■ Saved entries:
....

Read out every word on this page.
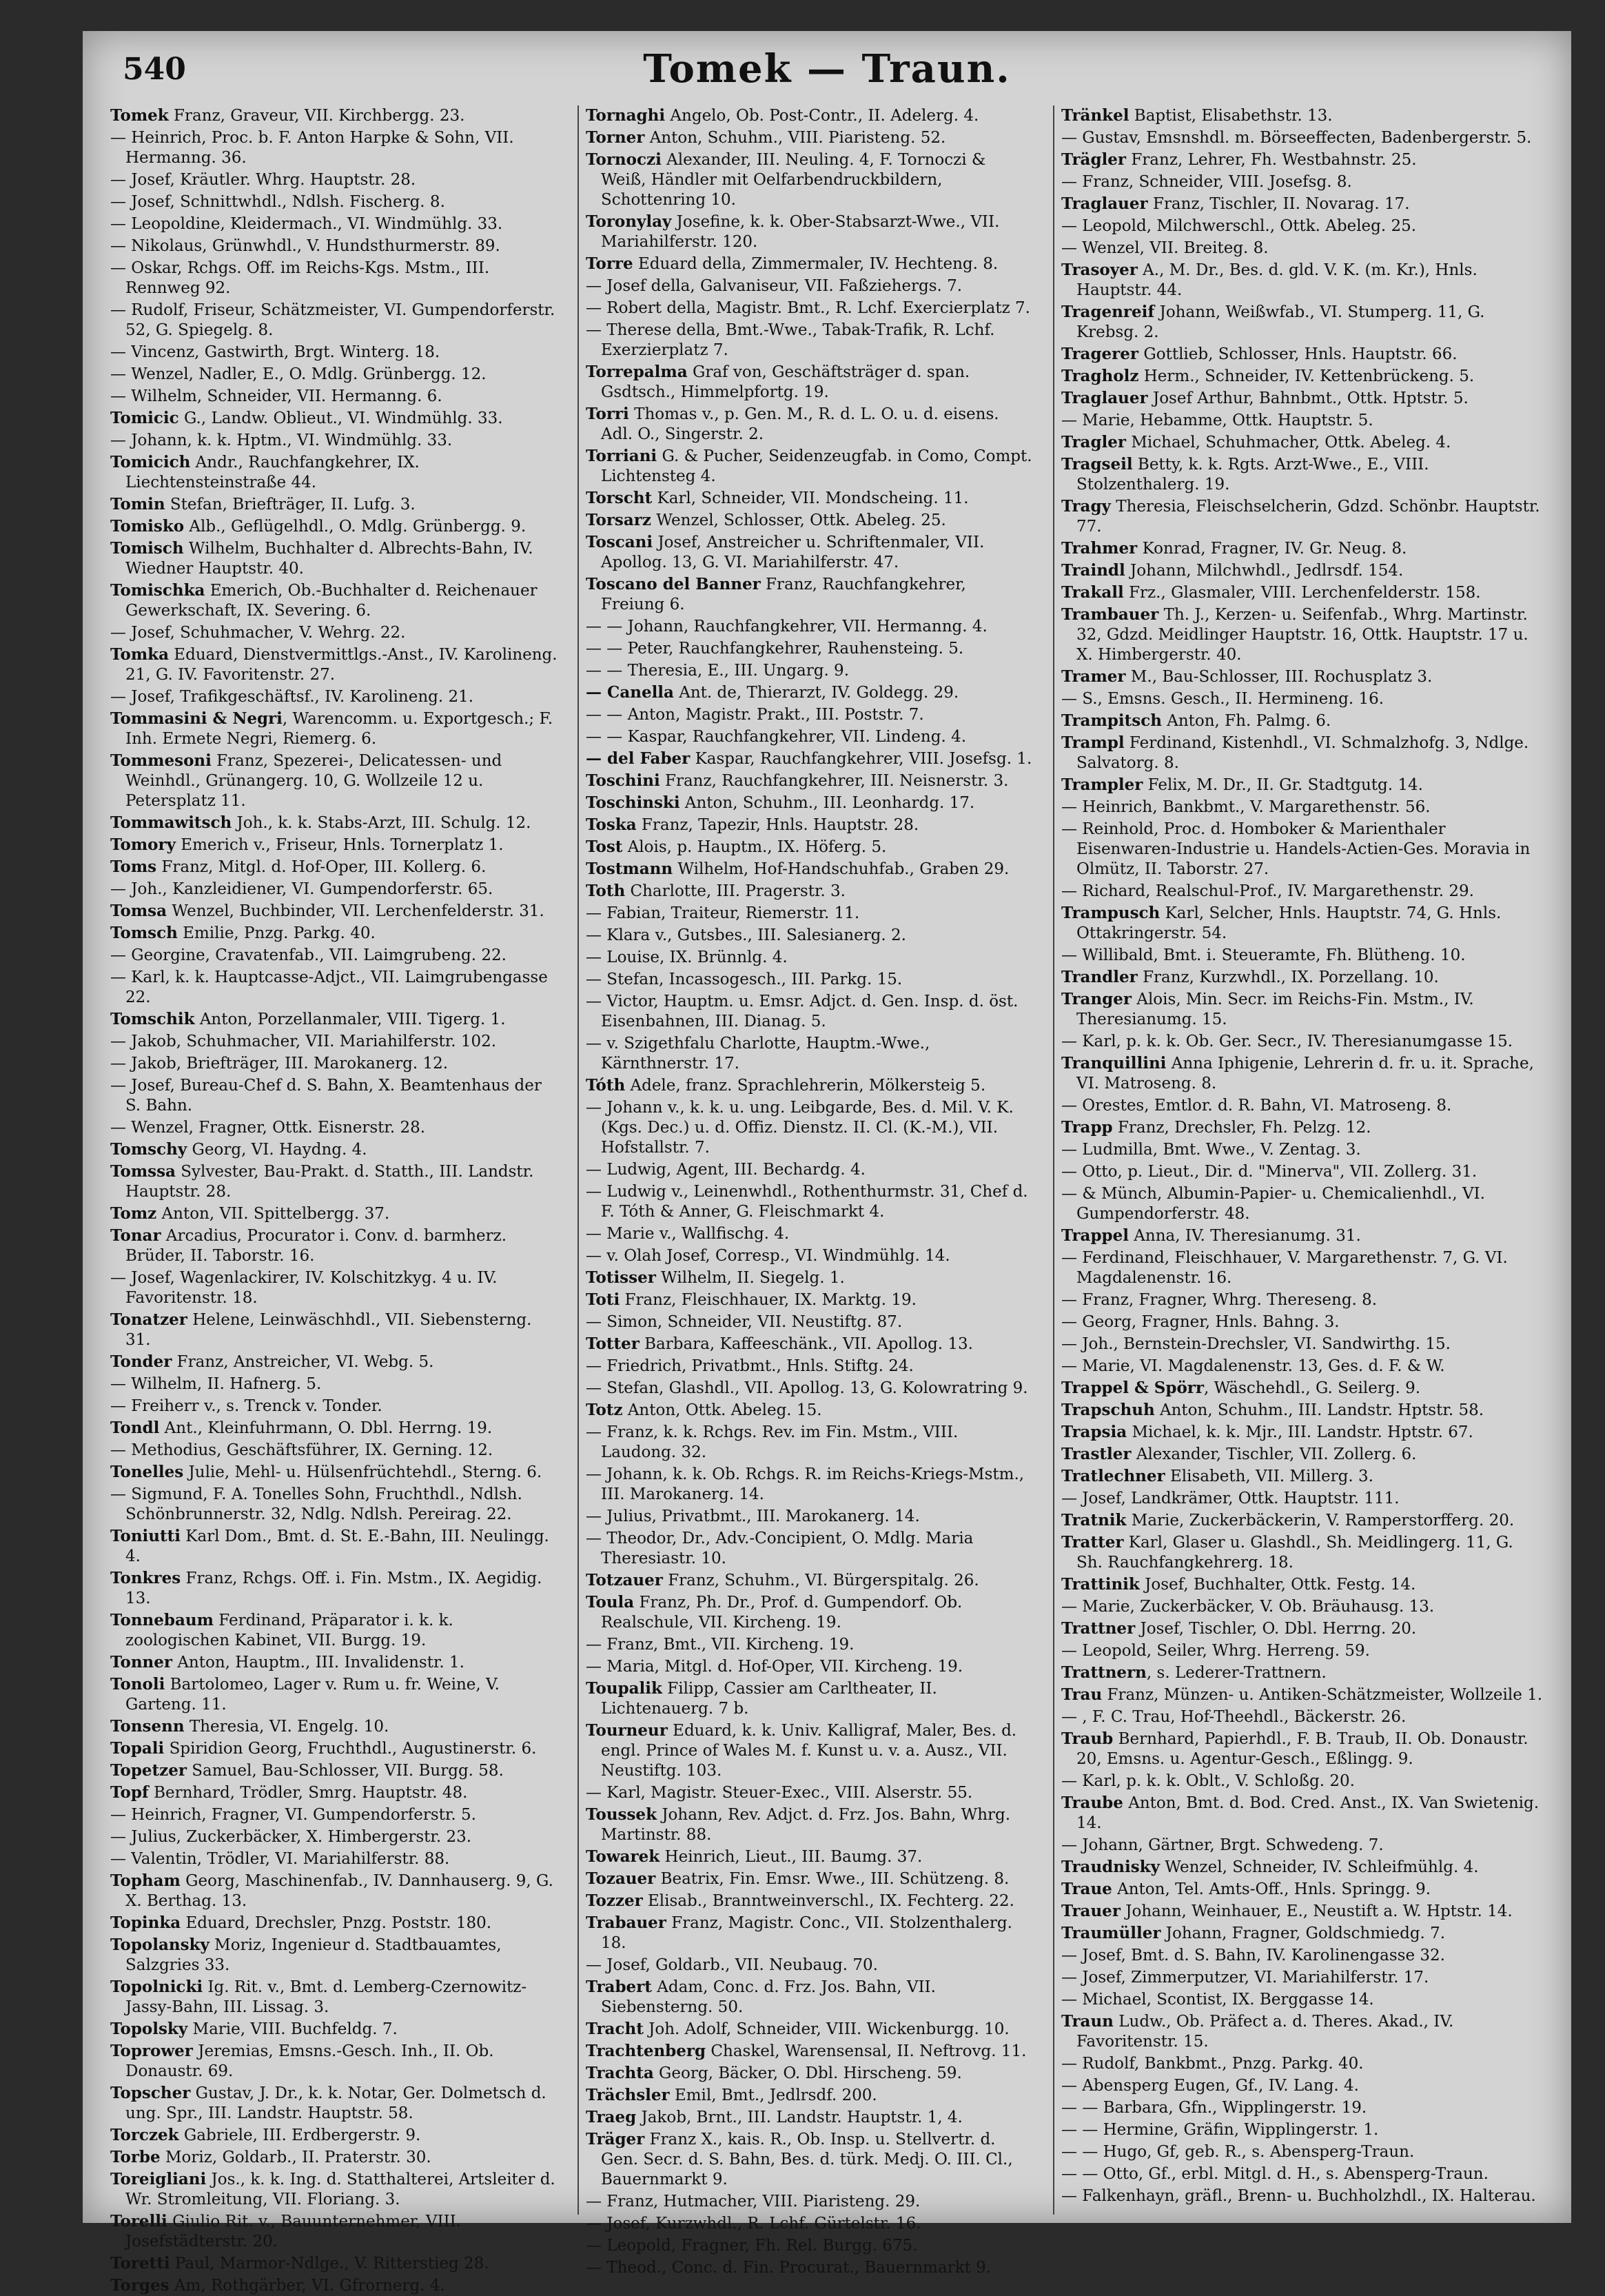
540	Tomek — Traun.
Tomek Franz, Graveur, VII. Kirchbergg. 23.
— Heinrich, Proc. b. F. Anton Harpke & Sohn, VII. Hermanng. 36.
— Josef, Kräutler. Whrg. Hauptstr. 28.
— Josef, Schnittwhdl., Ndlsh. Fischerg. 8.
— Leopoldine, Kleidermach., VI. Windmühlg. 33.
— Nikolaus, Grünwhdl., V. Hundsthurmerstr. 89.
— Oskar, Rchgs. Off. im Reichs-Kgs. Mstm., III. Rennweg 92.
— Rudolf, Friseur, Schätzmeister, VI. Gumpendorferstr. 52, G. Spiegelg. 8.
— Vincenz, Gastwirth, Brgt. Winterg. 18.
— Wenzel, Nadler, E., O. Mdlg. Grünbergg. 12.
— Wilhelm, Schneider, VII. Hermanng. 6.
Tomicic G., Landw. Oblieut., VI. Windmühlg. 33.
— Johann, k. k. Hptm., VI. Windmühlg. 33.
Tomicich Andr., Rauchfangkehrer, IX. Liechtensteinstraße 44.
Tomin Stefan, Briefträger, II. Lufg. 3.
Tomisko Alb., Geflügelhdl., O. Mdlg. Grünbergg. 9.
Tomisch Wilhelm, Buchhalter d. Albrechts-Bahn, IV. Wiedner Hauptstr. 40.
Tomischka Emerich, Ob.-Buchhalter d. Reichenauer Gewerkschaft, IX. Severing. 6.
— Josef, Schuhmacher, V. Wehrg. 22.
Tomka Eduard, Dienstvermittlgs.-Anst., IV. Karolineng. 21, G. IV. Favoritenstr. 27.
— Josef, Trafikgeschäftsf., IV. Karolineng. 21.
Tommasini & Negri, Warencomm. u. Exportgesch.; F. Inh. Ermete Negri, Riemerg. 6.
Tommesoni Franz, Spezerei-, Delicatessen- und Weinhdl., Grünangerg. 10, G. Wollzeile 12 u. Petersplatz 11.
Tommawitsch Joh., k. k. Stabs-Arzt, III. Schulg. 12.
Tomory Emerich v., Friseur, Hnls. Tornerplatz 1.
Toms Franz, Mitgl. d. Hof-Oper, III. Kollerg. 6.
— Joh., Kanzleidiener, VI. Gumpendorferstr. 65.
Tomsa Wenzel, Buchbinder, VII. Lerchenfelderstr. 31.
Tomsch Emilie, Pnzg. Parkg. 40.
— Georgine, Cravatenfab., VII. Laimgrubeng. 22.
— Karl, k. k. Hauptcasse-Adjct., VII. Laimgrubengasse 22.
Tomschik Anton, Porzellanmaler, VIII. Tigerg. 1.
— Jakob, Schuhmacher, VII. Mariahilferstr. 102.
— Jakob, Briefträger, III. Marokanerg. 12.
— Josef, Bureau-Chef d. S. Bahn, X. Beamtenhaus der S. Bahn.
— Wenzel, Fragner, Ottk. Eisnerstr. 28.
Tomschy Georg, VI. Haydng. 4.
Tomssa Sylvester, Bau-Prakt. d. Statth., III. Landstr. Hauptstr. 28.
Tomz Anton, VII. Spittelbergg. 37.
Tonar Arcadius, Procurator i. Conv. d. barmherz. Brüder, II. Taborstr. 16.
— Josef, Wagenlackirer, IV. Kolschitzkyg. 4 u. IV. Favoritenstr. 18.
Tonatzer Helene, Leinwäschhdl., VII. Siebensterng. 31.
Tonder Franz, Anstreicher, VI. Webg. 5.
— Wilhelm, II. Hafnerg. 5.
— Freiherr v., s. Trenck v. Tonder.
Tondl Ant., Kleinfuhrmann, O. Dbl. Herrng. 19.
— Methodius, Geschäftsführer, IX. Gerning. 12.
Tonelles Julie, Mehl- u. Hülsenfrüchtehdl., Sterng. 6.
— Sigmund, F. A. Tonelles Sohn, Fruchthdl., Ndlsh. Schönbrunnerstr. 32, Ndlg. Ndlsh. Pereirag. 22.
Toniutti Karl Dom., Bmt. d. St. E.-Bahn, III. Neulingg. 4.
Tonkres Franz, Rchgs. Off. i. Fin. Mstm., IX. Aegidig. 13.
Tonnebaum Ferdinand, Präparator i. k. k. zoologischen Kabinet, VII. Burgg. 19.
Tonner Anton, Hauptm., III. Invalidenstr. 1.
Tonoli Bartolomeo, Lager v. Rum u. fr. Weine, V. Garteng. 11.
Tonsenn Theresia, VI. Engelg. 10.
Topali Spiridion Georg, Fruchthdl., Augustinerstr. 6.
Topetzer Samuel, Bau-Schlosser, VII. Burgg. 58.
Topf Bernhard, Trödler, Smrg. Hauptstr. 48.
— Heinrich, Fragner, VI. Gumpendorferstr. 5.
— Julius, Zuckerbäcker, X. Himbergerstr. 23.
— Valentin, Trödler, VI. Mariahilferstr. 88.
Topham Georg, Maschinenfab., IV. Dannhauserg. 9, G. X. Berthag. 13.
Topinka Eduard, Drechsler, Pnzg. Poststr. 180.
Topolansky Moriz, Ingenieur d. Stadtbauamtes, Salzgries 33.
Topolnicki Ig. Rit. v., Bmt. d. Lemberg-Czernowitz-Jassy-Bahn, III. Lissag. 3.
Topolsky Marie, VIII. Buchfeldg. 7.
Toprower Jeremias, Emsns.-Gesch. Inh., II. Ob. Donaustr. 69.
Topscher Gustav, J. Dr., k. k. Notar, Ger. Dolmetsch d. ung. Spr., III. Landstr. Hauptstr. 58.
Torczek Gabriele, III. Erdbergerstr. 9.
Torbe Moriz, Goldarb., II. Praterstr. 30.
Toreigliani Jos., k. k. Ing. d. Statthalterei, Artsleiter d. Wr. Stromleitung, VII. Floriang. 3.
Torelli Giulio Rit. v., Bauunternehmer, VIII. Josefstädterstr. 20.
Toretti Paul, Marmor-Ndlge., V. Ritterstieg 28.
Torges Am, Rothgärber, VI. Gfrornerg. 4.
Tornaghi Angelo, Ob. Post-Contr., II. Adelerg. 4.
Torner Anton, Schuhm., VIII. Piaristeng. 52.
Tornoczi Alexander, III. Neuling. 4, F. Tornoczi & Weiß, Händler mit Oelfarbendruckbildern, Schottenring 10.
Toronylay Josefine, k. k. Ober-Stabsarzt-Wwe., VII. Mariahilferstr. 120.
Torre Eduard della, Zimmermaler, IV. Hechteng. 8.
— Josef della, Galvaniseur, VII. Faßziehergs. 7.
— Robert della, Magistr. Bmt., R. Lchf. Exercierplatz 7.
— Therese della, Bmt.-Wwe., Tabak-Trafik, R. Lchf. Exerzierplatz 7.
Torrepalma Graf von, Geschäftsträger d. span. Gsdtsch., Himmelpfortg. 19.
Torri Thomas v., p. Gen. M., R. d. L. O. u. d. eisens. Adl. O., Singerstr. 2.
Torriani G. & Pucher, Seidenzeugfab. in Como, Compt. Lichtensteg 4.
Torscht Karl, Schneider, VII. Mondscheing. 11.
Torsarz Wenzel, Schlosser, Ottk. Abeleg. 25.
Toscani Josef, Anstreicher u. Schriftenmaler, VII. Apollog. 13, G. VI. Mariahilferstr. 47.
Toscano del Banner Franz, Rauchfangkehrer, Freiung 6.
— — Johann, Rauchfangkehrer, VII. Hermanng. 4.
— — Peter, Rauchfangkehrer, Rauhensteing. 5.
— — Theresia, E., III. Ungarg. 9.
— Canella Ant. de, Thierarzt, IV. Goldegg. 29.
— — Anton, Magistr. Prakt., III. Poststr. 7.
— — Kaspar, Rauchfangkehrer, VII. Lindeng. 4.
— del Faber Kaspar, Rauchfangkehrer, VIII. Josefsg. 1.
Toschini Franz, Rauchfangkehrer, III. Neisnerstr. 3.
Toschinski Anton, Schuhm., III. Leonhardg. 17.
Toska Franz, Tapezir, Hnls. Hauptstr. 28.
Tost Alois, p. Hauptm., IX. Höferg. 5.
Tostmann Wilhelm, Hof-Handschuhfab., Graben 29.
Toth Charlotte, III. Pragerstr. 3.
— Fabian, Traiteur, Riemerstr. 11.
— Klara v., Gutsbes., III. Salesianerg. 2.
— Louise, IX. Brünnlg. 4.
— Stefan, Incassogesch., III. Parkg. 15.
— Victor, Hauptm. u. Emsr. Adjct. d. Gen. Insp. d. öst. Eisenbahnen, III. Dianag. 5.
— v. Szigethfalu Charlotte, Hauptm.-Wwe., Kärnthnerstr. 17.
Tóth Adele, franz. Sprachlehrerin, Mölkersteig 5.
— Johann v., k. k. u. ung. Leibgarde, Bes. d. Mil. V. K. (Kgs. Dec.) u. d. Offiz. Dienstz. II. Cl. (K.-M.), VII. Hofstallstr. 7.
— Ludwig, Agent, III. Bechardg. 4.
— Ludwig v., Leinenwhdl., Rothenthurmstr. 31, Chef d. F. Tóth & Anner, G. Fleischmarkt 4.
— Marie v., Wallfischg. 4.
— v. Olah Josef, Corresp., VI. Windmühlg. 14.
Totisser Wilhelm, II. Siegelg. 1.
Toti Franz, Fleischhauer, IX. Marktg. 19.
— Simon, Schneider, VII. Neustiftg. 87.
Totter Barbara, Kaffeeschänk., VII. Apollog. 13.
— Friedrich, Privatbmt., Hnls. Stiftg. 24.
— Stefan, Glashdl., VII. Apollog. 13, G. Kolowratring 9.
Totz Anton, Ottk. Abeleg. 15.
— Franz, k. k. Rchgs. Rev. im Fin. Mstm., VIII. Laudong. 32.
— Johann, k. k. Ob. Rchgs. R. im Reichs-Kriegs-Mstm., III. Marokanerg. 14.
— Julius, Privatbmt., III. Marokanerg. 14.
— Theodor, Dr., Adv.-Concipient, O. Mdlg. Maria Theresiastr. 10.
Totzauer Franz, Schuhm., VI. Bürgerspitalg. 26.
Toula Franz, Ph. Dr., Prof. d. Gumpendorf. Ob. Realschule, VII. Kircheng. 19.
— Franz, Bmt., VII. Kircheng. 19.
— Maria, Mitgl. d. Hof-Oper, VII. Kircheng. 19.
Toupalik Filipp, Cassier am Carltheater, II. Lichtenauerg. 7 b.
Tourneur Eduard, k. k. Univ. Kalligraf, Maler, Bes. d. engl. Prince of Wales M. f. Kunst u. v. a. Ausz., VII. Neustiftg. 103.
— Karl, Magistr. Steuer-Exec., VIII. Alserstr. 55.
Toussek Johann, Rev. Adjct. d. Frz. Jos. Bahn, Whrg. Martinstr. 88.
Towarek Heinrich, Lieut., III. Baumg. 37.
Tozauer Beatrix, Fin. Emsr. Wwe., III. Schützeng. 8.
Tozzer Elisab., Branntweinverschl., IX. Fechterg. 22.
Trabauer Franz, Magistr. Conc., VII. Stolzenthalerg. 18.
— Josef, Goldarb., VII. Neubaug. 70.
Trabert Adam, Conc. d. Frz. Jos. Bahn, VII. Siebensterng. 50.
Tracht Joh. Adolf, Schneider, VIII. Wickenburgg. 10.
Trachtenberg Chaskel, Warensensal, II. Neftrovg. 11.
Trachta Georg, Bäcker, O. Dbl. Hirscheng. 59.
Trächsler Emil, Bmt., Jedlrsdf. 200.
Traeg Jakob, Brnt., III. Landstr. Hauptstr. 1, 4.
Träger Franz X., kais. R., Ob. Insp. u. Stellvertr. d. Gen. Secr. d. S. Bahn, Bes. d. türk. Medj. O. III. Cl., Bauernmarkt 9.
— Franz, Hutmacher, VIII. Piaristeng. 29.
— Josef, Kurzwhdl., R. Lchf. Gürtelstr. 16.
— Leopold, Fragner, Fh. Rel. Burgg. 675.
— Theod., Conc. d. Fin. Procurat., Bauernmarkt 9.
Tränkel Baptist, Elisabethstr. 13.
— Gustav, Emsnshdl. m. Börseeffecten, Badenbergerstr. 5.
Trägler Franz, Lehrer, Fh. Westbahnstr. 25.
— Franz, Schneider, VIII. Josefsg. 8.
Traglauer Franz, Tischler, II. Novarag. 17.
— Leopold, Milchwerschl., Ottk. Abeleg. 25.
— Wenzel, VII. Breiteg. 8.
Trasoyer A., M. Dr., Bes. d. gld. V. K. (m. Kr.), Hnls. Hauptstr. 44.
Tragenreif Johann, Weißwfab., VI. Stumperg. 11, G. Krebsg. 2.
Tragerer Gottlieb, Schlosser, Hnls. Hauptstr. 66.
Tragholz Herm., Schneider, IV. Kettenbrückeng. 5.
Traglauer Josef Arthur, Bahnbmt., Ottk. Hptstr. 5.
— Marie, Hebamme, Ottk. Hauptstr. 5.
Tragler Michael, Schuhmacher, Ottk. Abeleg. 4.
Tragseil Betty, k. k. Rgts. Arzt-Wwe., E., VIII. Stolzenthalerg. 19.
Tragy Theresia, Fleischselcherin, Gdzd. Schönbr. Hauptstr. 77.
Trahmer Konrad, Fragner, IV. Gr. Neug. 8.
Traindl Johann, Milchwhdl., Jedlrsdf. 154.
Trakall Frz., Glasmaler, VIII. Lerchenfelderstr. 158.
Trambauer Th. J., Kerzen- u. Seifenfab., Whrg. Martinstr. 32, Gdzd. Meidlinger Hauptstr. 16, Ottk. Hauptstr. 17 u. X. Himbergerstr. 40.
Tramer M., Bau-Schlosser, III. Rochusplatz 3.
— S., Emsns. Gesch., II. Hermineng. 16.
Trampitsch Anton, Fh. Palmg. 6.
Trampl Ferdinand, Kistenhdl., VI. Schmalzhofg. 3, Ndlge. Salvatorg. 8.
Trampler Felix, M. Dr., II. Gr. Stadtgutg. 14.
— Heinrich, Bankbmt., V. Margarethenstr. 56.
— Reinhold, Proc. d. Homboker & Marienthaler Eisenwaren-Industrie u. Handels-Actien-Ges. Moravia in Olmütz, II. Taborstr. 27.
— Richard, Realschul-Prof., IV. Margarethenstr. 29.
Trampusch Karl, Selcher, Hnls. Hauptstr. 74, G. Hnls. Ottakringerstr. 54.
— Willibald, Bmt. i. Steueramte, Fh. Blütheng. 10.
Trandler Franz, Kurzwhdl., IX. Porzellang. 10.
Tranger Alois, Min. Secr. im Reichs-Fin. Mstm., IV. Theresianumg. 15.
— Karl, p. k. k. Ob. Ger. Secr., IV. Theresianumgasse 15.
Tranquillini Anna Iphigenie, Lehrerin d. fr. u. it. Sprache, VI. Matroseng. 8.
— Orestes, Emtlor. d. R. Bahn, VI. Matroseng. 8.
Trapp Franz, Drechsler, Fh. Pelzg. 12.
— Ludmilla, Bmt. Wwe., V. Zentag. 3.
— Otto, p. Lieut., Dir. d. "Minerva", VII. Zollerg. 31.
— & Münch, Albumin-Papier- u. Chemicalienhdl., VI. Gumpendorferstr. 48.
Trappel Anna, IV. Theresianumg. 31.
— Ferdinand, Fleischhauer, V. Margarethenstr. 7, G. VI. Magdalenenstr. 16.
— Franz, Fragner, Whrg. Thereseng. 8.
— Georg, Fragner, Hnls. Bahng. 3.
— Joh., Bernstein-Drechsler, VI. Sandwirthg. 15.
— Marie, VI. Magdalenenstr. 13, Ges. d. F. & W.
Trappel & Spörr, Wäschehdl., G. Seilerg. 9.
Trapschuh Anton, Schuhm., III. Landstr. Hptstr. 58.
Trapsia Michael, k. k. Mjr., III. Landstr. Hptstr. 67.
Trastler Alexander, Tischler, VII. Zollerg. 6.
Tratlechner Elisabeth, VII. Millerg. 3.
— Josef, Landkrämer, Ottk. Hauptstr. 111.
Tratnik Marie, Zuckerbäckerin, V. Ramperstorfferg. 20.
Tratter Karl, Glaser u. Glashdl., Sh. Meidlingerg. 11, G. Sh. Rauchfangkehrerg. 18.
Trattinik Josef, Buchhalter, Ottk. Festg. 14.
— Marie, Zuckerbäcker, V. Ob. Bräuhausg. 13.
Trattner Josef, Tischler, O. Dbl. Herrng. 20.
— Leopold, Seiler, Whrg. Herreng. 59.
Trattnern, s. Lederer-Trattnern.
Trau Franz, Münzen- u. Antiken-Schätzmeister, Wollzeile 1.
— , F. C. Trau, Hof-Theehdl., Bäckerstr. 26.
Traub Bernhard, Papierhdl., F. B. Traub, II. Ob. Donaustr. 20, Emsns. u. Agentur-Gesch., Eßlingg. 9.
— Karl, p. k. k. Oblt., V. Schloßg. 20.
Traube Anton, Bmt. d. Bod. Cred. Anst., IX. Van Swietenig. 14.
— Johann, Gärtner, Brgt. Schwedeng. 7.
Traudnisky Wenzel, Schneider, IV. Schleifmühlg. 4.
Traue Anton, Tel. Amts-Off., Hnls. Springg. 9.
Trauer Johann, Weinhauer, E., Neustift a. W. Hptstr. 14.
Traumüller Johann, Fragner, Goldschmiedg. 7.
— Josef, Bmt. d. S. Bahn, IV. Karolinengasse 32.
— Josef, Zimmerputzer, VI. Mariahilferstr. 17.
— Michael, Scontist, IX. Berggasse 14.
Traun Ludw., Ob. Präfect a. d. Theres. Akad., IV. Favoritenstr. 15.
— Rudolf, Bankbmt., Pnzg. Parkg. 40.
— Abensperg Eugen, Gf., IV. Lang. 4.
— — Barbara, Gfn., Wipplingerstr. 19.
— — Hermine, Gräfin, Wipplingerstr. 1.
— — Hugo, Gf, geb. R., s. Abensperg-Traun.
— — Otto, Gf., erbl. Mitgl. d. H., s. Abensperg-Traun.
— Falkenhayn, gräfl., Brenn- u. Buchholzhdl., IX. Halterau.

....

■ Requirements: Look through the material above and pick out each line holding the word "Glashdl".

■ Solution to the exercise:
— Stefan, Glashdl., VII. Apollog. 13, G. Kolowratring 9.
Tratter Karl, Glaser u. Glashdl., Sh. Meidlingerg. 11, G. Sh. Rauchfangkehrerg. 18.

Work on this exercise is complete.